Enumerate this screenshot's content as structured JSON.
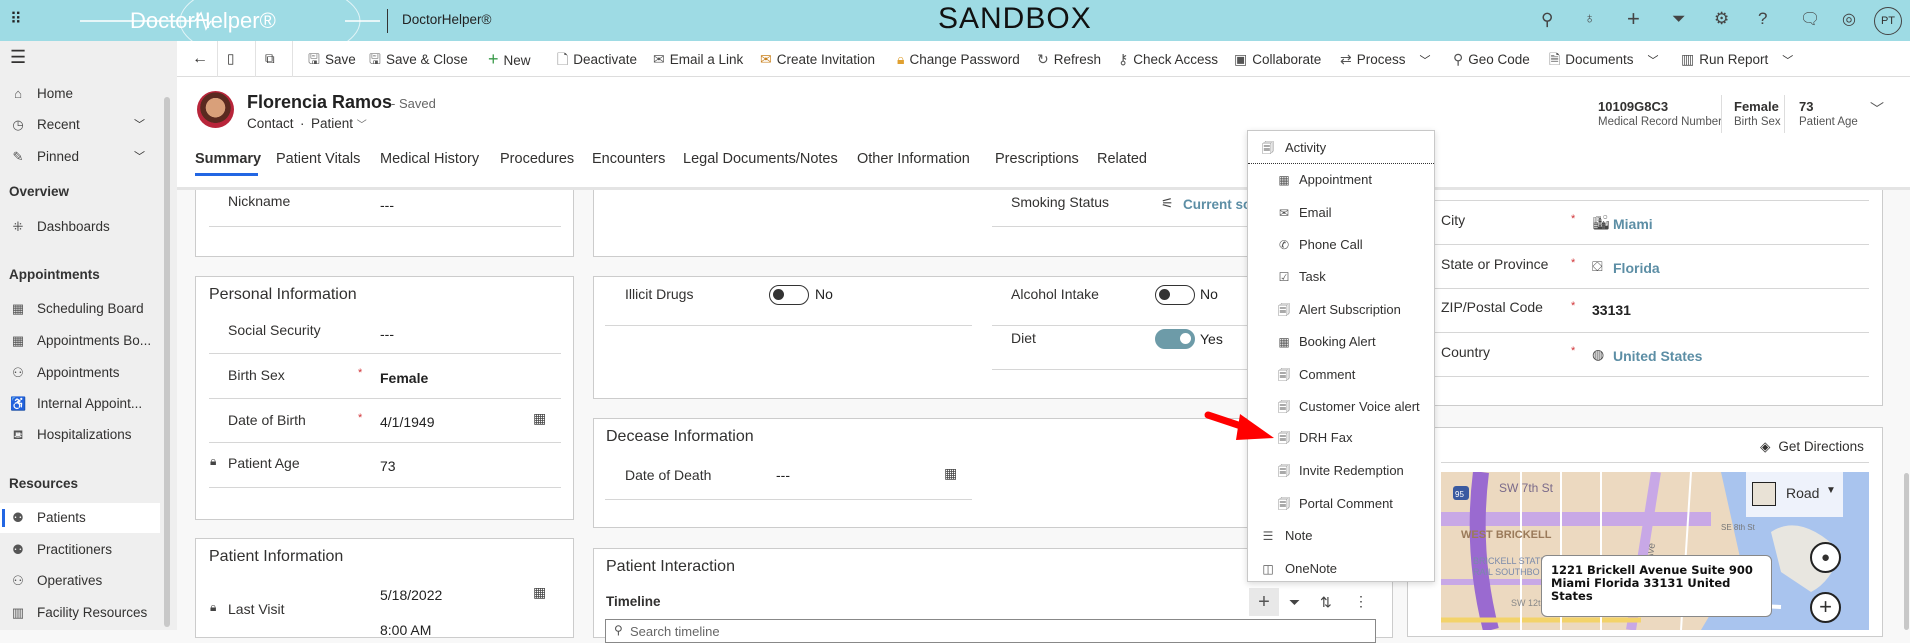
{
  "topbar": {
    "logo": "DoctorHelper®",
    "app_name": "DoctorHelper®",
    "env": "SANDBOX",
    "user_initials": "PT",
    "brand_color": "#9edbe4",
    "icons": [
      "search-icon",
      "lightbulb-icon",
      "plus-icon",
      "filter-icon",
      "gear-icon",
      "help-icon",
      "chat-icon",
      "assistant-icon"
    ]
  },
  "sidebar": {
    "top": [
      {
        "label": "Home",
        "icon": "home-icon"
      },
      {
        "label": "Recent",
        "icon": "clock-icon"
      },
      {
        "label": "Pinned",
        "icon": "pin-icon"
      }
    ],
    "groups": [
      {
        "title": "Overview",
        "items": [
          {
            "label": "Dashboards"
          }
        ]
      },
      {
        "title": "Appointments",
        "items": [
          {
            "label": "Scheduling Board"
          },
          {
            "label": "Appointments Bo..."
          },
          {
            "label": "Appointments"
          },
          {
            "label": "Internal Appoint..."
          },
          {
            "label": "Hospitalizations"
          }
        ]
      },
      {
        "title": "Resources",
        "items": [
          {
            "label": "Patients",
            "selected": true
          },
          {
            "label": "Practitioners"
          },
          {
            "label": "Operatives"
          },
          {
            "label": "Facility Resources"
          }
        ]
      }
    ]
  },
  "commands": [
    "Save",
    "Save & Close",
    "New",
    "Deactivate",
    "Email a Link",
    "Create Invitation",
    "Change Password",
    "Refresh",
    "Check Access",
    "Collaborate",
    "Process",
    "Geo Code",
    "Documents",
    "Run Report"
  ],
  "record": {
    "name": "Florencia Ramos",
    "status": "- Saved",
    "entity": "Contact",
    "separator": "·",
    "form": "Patient",
    "summary": [
      {
        "value": "10109G8C3",
        "label": "Medical Record Number"
      },
      {
        "value": "Female",
        "label": "Birth Sex"
      },
      {
        "value": "73",
        "label": "Patient Age"
      }
    ]
  },
  "tabs": [
    "Summary",
    "Patient Vitals",
    "Medical History",
    "Procedures",
    "Encounters",
    "Legal Documents/Notes",
    "Other Information",
    "Prescriptions",
    "Related"
  ],
  "form": {
    "nickname": {
      "label": "Nickname",
      "value": "---"
    },
    "personal": {
      "title": "Personal Information",
      "social": {
        "label": "Social Security",
        "value": "---"
      },
      "birth_sex": {
        "label": "Birth Sex",
        "value": "Female"
      },
      "dob": {
        "label": "Date of Birth",
        "value": "4/1/1949"
      },
      "age": {
        "label": "Patient Age",
        "value": "73"
      }
    },
    "patient_info": {
      "title": "Patient Information",
      "last_visit": {
        "label": "Last Visit",
        "date": "5/18/2022",
        "time": "8:00 AM"
      }
    },
    "smoking": {
      "label": "Smoking Status",
      "value": "Current sor"
    },
    "illicit": {
      "label": "Illicit Drugs",
      "value": "No",
      "on": false
    },
    "alcohol": {
      "label": "Alcohol Intake",
      "value": "No",
      "on": false
    },
    "diet": {
      "label": "Diet",
      "value": "Yes",
      "on": true
    },
    "decease": {
      "title": "Decease Information",
      "dod": {
        "label": "Date of Death",
        "value": "---"
      }
    },
    "interaction": {
      "title": "Patient Interaction",
      "timeline": "Timeline",
      "search_placeholder": "Search timeline"
    },
    "address": {
      "city": {
        "label": "City",
        "value": "Miami"
      },
      "state": {
        "label": "State or Province",
        "value": "Florida"
      },
      "zip": {
        "label": "ZIP/Postal Code",
        "value": "33131"
      },
      "country": {
        "label": "Country",
        "value": "United States"
      }
    },
    "map": {
      "directions": "Get Directions",
      "style": "Road",
      "popup": "1221 Brickell Avenue Suite 900 Miami Florida 33131 United States",
      "labels": [
        "SW 7th St",
        "WEST BRICKELL",
        "BRICKELL STATI",
        "RAIL SOUTHBO",
        "SE 8th St",
        "SW 12t",
        "ll Ave",
        "95"
      ]
    }
  },
  "menu": {
    "header": "Activity",
    "items": [
      "Appointment",
      "Email",
      "Phone Call",
      "Task",
      "Alert Subscription",
      "Booking Alert",
      "Comment",
      "Customer Voice alert",
      "DRH Fax",
      "Invite Redemption",
      "Portal Comment"
    ],
    "note": "Note",
    "onenote": "OneNote",
    "highlighted": "DRH Fax"
  }
}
• • •
YOUR TASK: Reproduce the data word for word without its images.

SOLUTION TO THIS PROBLEM:
Enumerate this screenshot's content as structured JSON.
{
  "topbar": {
    "logo": "DoctorHelper®",
    "app_name": "DoctorHelper®",
    "env": "SANDBOX",
    "user_initials": "PT",
    "brand_color": "#9edbe4",
    "icons": [
      "search-icon",
      "lightbulb-icon",
      "plus-icon",
      "filter-icon",
      "gear-icon",
      "help-icon",
      "chat-icon",
      "assistant-icon"
    ]
  },
  "sidebar": {
    "top": [
      {
        "label": "Home",
        "icon": "home-icon"
      },
      {
        "label": "Recent",
        "icon": "clock-icon"
      },
      {
        "label": "Pinned",
        "icon": "pin-icon"
      }
    ],
    "groups": [
      {
        "title": "Overview",
        "items": [
          {
            "label": "Dashboards"
          }
        ]
      },
      {
        "title": "Appointments",
        "items": [
          {
            "label": "Scheduling Board"
          },
          {
            "label": "Appointments Bo..."
          },
          {
            "label": "Appointments"
          },
          {
            "label": "Internal Appoint..."
          },
          {
            "label": "Hospitalizations"
          }
        ]
      },
      {
        "title": "Resources",
        "items": [
          {
            "label": "Patients",
            "selected": true
          },
          {
            "label": "Practitioners"
          },
          {
            "label": "Operatives"
          },
          {
            "label": "Facility Resources"
          }
        ]
      }
    ]
  },
  "commands": [
    "Save",
    "Save & Close",
    "New",
    "Deactivate",
    "Email a Link",
    "Create Invitation",
    "Change Password",
    "Refresh",
    "Check Access",
    "Collaborate",
    "Process",
    "Geo Code",
    "Documents",
    "Run Report"
  ],
  "record": {
    "name": "Florencia Ramos",
    "status": "- Saved",
    "entity": "Contact",
    "separator": "·",
    "form": "Patient",
    "summary": [
      {
        "value": "10109G8C3",
        "label": "Medical Record Number"
      },
      {
        "value": "Female",
        "label": "Birth Sex"
      },
      {
        "value": "73",
        "label": "Patient Age"
      }
    ]
  },
  "tabs": [
    "Summary",
    "Patient Vitals",
    "Medical History",
    "Procedures",
    "Encounters",
    "Legal Documents/Notes",
    "Other Information",
    "Prescriptions",
    "Related"
  ],
  "form": {
    "nickname": {
      "label": "Nickname",
      "value": "---"
    },
    "personal": {
      "title": "Personal Information",
      "social": {
        "label": "Social Security",
        "value": "---"
      },
      "birth_sex": {
        "label": "Birth Sex",
        "value": "Female"
      },
      "dob": {
        "label": "Date of Birth",
        "value": "4/1/1949"
      },
      "age": {
        "label": "Patient Age",
        "value": "73"
      }
    },
    "patient_info": {
      "title": "Patient Information",
      "last_visit": {
        "label": "Last Visit",
        "date": "5/18/2022",
        "time": "8:00 AM"
      }
    },
    "smoking": {
      "label": "Smoking Status",
      "value": "Current sor"
    },
    "illicit": {
      "label": "Illicit Drugs",
      "value": "No",
      "on": false
    },
    "alcohol": {
      "label": "Alcohol Intake",
      "value": "No",
      "on": false
    },
    "diet": {
      "label": "Diet",
      "value": "Yes",
      "on": true
    },
    "decease": {
      "title": "Decease Information",
      "dod": {
        "label": "Date of Death",
        "value": "---"
      }
    },
    "interaction": {
      "title": "Patient Interaction",
      "timeline": "Timeline",
      "search_placeholder": "Search timeline"
    },
    "address": {
      "city": {
        "label": "City",
        "value": "Miami"
      },
      "state": {
        "label": "State or Province",
        "value": "Florida"
      },
      "zip": {
        "label": "ZIP/Postal Code",
        "value": "33131"
      },
      "country": {
        "label": "Country",
        "value": "United States"
      }
    },
    "map": {
      "directions": "Get Directions",
      "style": "Road",
      "popup": "1221 Brickell Avenue Suite 900 Miami Florida 33131 United States",
      "labels": [
        "SW 7th St",
        "WEST BRICKELL",
        "BRICKELL STATI",
        "RAIL SOUTHBO",
        "SE 8th St",
        "SW 12t",
        "ll Ave",
        "95"
      ]
    }
  },
  "menu": {
    "header": "Activity",
    "items": [
      "Appointment",
      "Email",
      "Phone Call",
      "Task",
      "Alert Subscription",
      "Booking Alert",
      "Comment",
      "Customer Voice alert",
      "DRH Fax",
      "Invite Redemption",
      "Portal Comment"
    ],
    "note": "Note",
    "onenote": "OneNote",
    "highlighted": "DRH Fax"
  }
}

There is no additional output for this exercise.